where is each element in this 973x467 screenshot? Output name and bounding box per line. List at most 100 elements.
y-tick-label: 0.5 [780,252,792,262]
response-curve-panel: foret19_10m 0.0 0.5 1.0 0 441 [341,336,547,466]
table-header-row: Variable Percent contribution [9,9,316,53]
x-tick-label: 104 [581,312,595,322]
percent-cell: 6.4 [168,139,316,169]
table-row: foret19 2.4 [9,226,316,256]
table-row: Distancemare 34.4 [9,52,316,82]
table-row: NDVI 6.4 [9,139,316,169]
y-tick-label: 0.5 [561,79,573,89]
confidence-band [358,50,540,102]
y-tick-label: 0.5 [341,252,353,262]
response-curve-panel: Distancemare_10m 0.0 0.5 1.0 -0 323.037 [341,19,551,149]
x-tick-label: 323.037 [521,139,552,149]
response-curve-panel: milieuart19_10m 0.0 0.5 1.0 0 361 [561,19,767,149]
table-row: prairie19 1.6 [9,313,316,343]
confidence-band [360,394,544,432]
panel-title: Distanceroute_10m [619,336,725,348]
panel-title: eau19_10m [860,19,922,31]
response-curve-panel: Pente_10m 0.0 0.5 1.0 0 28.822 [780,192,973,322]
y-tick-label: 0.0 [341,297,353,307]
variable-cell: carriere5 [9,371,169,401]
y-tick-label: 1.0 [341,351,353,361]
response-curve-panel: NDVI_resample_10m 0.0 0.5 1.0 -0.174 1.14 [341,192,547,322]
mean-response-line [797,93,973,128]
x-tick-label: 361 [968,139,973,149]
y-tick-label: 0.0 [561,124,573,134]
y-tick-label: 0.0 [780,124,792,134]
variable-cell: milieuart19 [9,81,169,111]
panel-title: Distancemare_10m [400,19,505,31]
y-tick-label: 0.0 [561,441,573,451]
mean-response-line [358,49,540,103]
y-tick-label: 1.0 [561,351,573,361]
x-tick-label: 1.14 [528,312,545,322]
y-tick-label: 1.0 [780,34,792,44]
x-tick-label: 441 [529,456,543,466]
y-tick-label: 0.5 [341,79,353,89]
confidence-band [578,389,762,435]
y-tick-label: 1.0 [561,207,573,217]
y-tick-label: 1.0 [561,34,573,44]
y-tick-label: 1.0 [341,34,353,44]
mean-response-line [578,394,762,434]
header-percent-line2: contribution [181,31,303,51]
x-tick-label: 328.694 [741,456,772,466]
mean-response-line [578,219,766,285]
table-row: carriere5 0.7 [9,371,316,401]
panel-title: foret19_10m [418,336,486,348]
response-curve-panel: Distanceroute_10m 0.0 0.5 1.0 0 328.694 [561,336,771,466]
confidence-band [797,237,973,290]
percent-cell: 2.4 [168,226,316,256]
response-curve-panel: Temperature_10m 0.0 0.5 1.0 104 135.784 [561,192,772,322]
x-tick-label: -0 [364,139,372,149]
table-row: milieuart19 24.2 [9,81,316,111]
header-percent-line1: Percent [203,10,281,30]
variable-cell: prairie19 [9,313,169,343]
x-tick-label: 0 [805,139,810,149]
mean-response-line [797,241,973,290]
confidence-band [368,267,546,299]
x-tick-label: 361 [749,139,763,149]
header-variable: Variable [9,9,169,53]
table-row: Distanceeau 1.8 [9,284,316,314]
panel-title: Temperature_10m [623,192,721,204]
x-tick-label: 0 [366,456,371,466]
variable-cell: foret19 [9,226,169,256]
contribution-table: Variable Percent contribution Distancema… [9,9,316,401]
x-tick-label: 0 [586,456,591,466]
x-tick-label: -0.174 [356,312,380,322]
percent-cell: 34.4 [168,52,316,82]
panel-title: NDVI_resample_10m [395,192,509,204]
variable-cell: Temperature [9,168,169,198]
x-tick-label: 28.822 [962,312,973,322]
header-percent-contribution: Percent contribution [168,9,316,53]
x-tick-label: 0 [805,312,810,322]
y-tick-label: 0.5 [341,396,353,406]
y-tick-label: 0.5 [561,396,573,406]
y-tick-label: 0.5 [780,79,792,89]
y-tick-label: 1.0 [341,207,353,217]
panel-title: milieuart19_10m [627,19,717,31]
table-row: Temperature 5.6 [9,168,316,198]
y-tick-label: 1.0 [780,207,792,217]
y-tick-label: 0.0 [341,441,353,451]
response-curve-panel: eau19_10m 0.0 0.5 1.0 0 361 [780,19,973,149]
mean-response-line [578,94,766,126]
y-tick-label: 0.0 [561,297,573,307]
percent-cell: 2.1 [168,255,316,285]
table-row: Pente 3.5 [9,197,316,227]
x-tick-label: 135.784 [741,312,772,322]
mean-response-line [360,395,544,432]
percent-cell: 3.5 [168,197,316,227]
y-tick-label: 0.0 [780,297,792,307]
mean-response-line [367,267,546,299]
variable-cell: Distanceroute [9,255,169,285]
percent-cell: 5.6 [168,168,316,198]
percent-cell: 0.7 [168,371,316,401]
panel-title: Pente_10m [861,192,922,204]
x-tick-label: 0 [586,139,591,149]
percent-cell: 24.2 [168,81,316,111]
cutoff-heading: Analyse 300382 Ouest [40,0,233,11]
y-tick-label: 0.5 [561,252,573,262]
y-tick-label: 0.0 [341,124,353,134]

┄┄┄┄┄┄

Update all of the lines above, changing every "confidence-band" to "uncertainty-band" and leaving everything else the same.

-- Task solution --
where is each element in this 973x467 screenshot? Output name and bounding box per line. List at most 100 elements.
y-tick-label: 0.5 [780,252,792,262]
response-curve-panel: foret19_10m 0.0 0.5 1.0 0 441 [341,336,547,466]
table-header-row: Variable Percent contribution [9,9,316,53]
x-tick-label: 104 [581,312,595,322]
percent-cell: 6.4 [168,139,316,169]
table-row: foret19 2.4 [9,226,316,256]
table-row: Distancemare 34.4 [9,52,316,82]
table-row: NDVI 6.4 [9,139,316,169]
y-tick-label: 0.5 [561,79,573,89]
uncertainty-band [358,50,540,102]
y-tick-label: 0.5 [341,252,353,262]
response-curve-panel: Distancemare_10m 0.0 0.5 1.0 -0 323.037 [341,19,551,149]
x-tick-label: 323.037 [521,139,552,149]
response-curve-panel: milieuart19_10m 0.0 0.5 1.0 0 361 [561,19,767,149]
table-row: prairie19 1.6 [9,313,316,343]
uncertainty-band [360,394,544,432]
panel-title: Distanceroute_10m [619,336,725,348]
panel-title: eau19_10m [860,19,922,31]
response-curve-panel: Pente_10m 0.0 0.5 1.0 0 28.822 [780,192,973,322]
y-tick-label: 0.0 [341,297,353,307]
variable-cell: carriere5 [9,371,169,401]
y-tick-label: 1.0 [341,351,353,361]
response-curve-panel: NDVI_resample_10m 0.0 0.5 1.0 -0.174 1.14 [341,192,547,322]
mean-response-line [797,93,973,128]
x-tick-label: 361 [968,139,973,149]
y-tick-label: 0.0 [561,124,573,134]
y-tick-label: 0.0 [780,124,792,134]
variable-cell: milieuart19 [9,81,169,111]
panel-title: Distancemare_10m [400,19,505,31]
y-tick-label: 0.0 [561,441,573,451]
mean-response-line [358,49,540,103]
y-tick-label: 1.0 [561,351,573,361]
x-tick-label: 1.14 [528,312,545,322]
y-tick-label: 1.0 [780,34,792,44]
x-tick-label: 441 [529,456,543,466]
y-tick-label: 0.5 [341,79,353,89]
uncertainty-band [578,389,762,435]
y-tick-label: 1.0 [561,207,573,217]
y-tick-label: 1.0 [561,34,573,44]
y-tick-label: 1.0 [341,34,353,44]
mean-response-line [578,394,762,434]
header-percent-line2: contribution [181,31,303,51]
x-tick-label: 328.694 [741,456,772,466]
mean-response-line [578,219,766,285]
table-row: carriere5 0.7 [9,371,316,401]
panel-title: foret19_10m [418,336,486,348]
response-curve-panel: Distanceroute_10m 0.0 0.5 1.0 0 328.694 [561,336,771,466]
uncertainty-band [797,237,973,290]
percent-cell: 2.4 [168,226,316,256]
response-curve-panel: Temperature_10m 0.0 0.5 1.0 104 135.784 [561,192,772,322]
x-tick-label: -0 [364,139,372,149]
table-row: milieuart19 24.2 [9,81,316,111]
header-percent-line1: Percent [203,10,281,30]
variable-cell: prairie19 [9,313,169,343]
x-tick-label: 0 [805,139,810,149]
mean-response-line [797,241,973,290]
uncertainty-band [368,267,546,299]
x-tick-label: 361 [749,139,763,149]
header-variable: Variable [9,9,169,53]
table-row: Distanceeau 1.8 [9,284,316,314]
panel-title: Temperature_10m [623,192,721,204]
x-tick-label: 0 [366,456,371,466]
variable-cell: foret19 [9,226,169,256]
contribution-table: Variable Percent contribution Distancema… [9,9,316,401]
x-tick-label: 0 [586,456,591,466]
x-tick-label: -0.174 [356,312,380,322]
percent-cell: 34.4 [168,52,316,82]
panel-title: NDVI_resample_10m [395,192,509,204]
variable-cell: Temperature [9,168,169,198]
x-tick-label: 28.822 [962,312,973,322]
header-percent-contribution: Percent contribution [168,9,316,53]
x-tick-label: 0 [805,312,810,322]
y-tick-label: 0.5 [341,396,353,406]
y-tick-label: 0.5 [561,396,573,406]
y-tick-label: 0.5 [780,79,792,89]
y-tick-label: 1.0 [341,207,353,217]
panel-title: milieuart19_10m [627,19,717,31]
table-row: Temperature 5.6 [9,168,316,198]
y-tick-label: 1.0 [780,207,792,217]
y-tick-label: 0.0 [341,441,353,451]
response-curve-panel: eau19_10m 0.0 0.5 1.0 0 361 [780,19,973,149]
mean-response-line [578,94,766,126]
y-tick-label: 0.0 [561,297,573,307]
percent-cell: 2.1 [168,255,316,285]
table-row: Pente 3.5 [9,197,316,227]
x-tick-label: 135.784 [741,312,772,322]
mean-response-line [360,395,544,432]
percent-cell: 3.5 [168,197,316,227]
y-tick-label: 0.0 [780,297,792,307]
mean-response-line [367,267,546,299]
variable-cell: Distanceroute [9,255,169,285]
percent-cell: 5.6 [168,168,316,198]
percent-cell: 0.7 [168,371,316,401]
panel-title: Pente_10m [861,192,922,204]
x-tick-label: 0 [586,139,591,149]
percent-cell: 24.2 [168,81,316,111]
cutoff-heading: Analyse 300382 Ouest [40,0,233,11]
y-tick-label: 0.5 [561,252,573,262]
y-tick-label: 0.0 [341,124,353,134]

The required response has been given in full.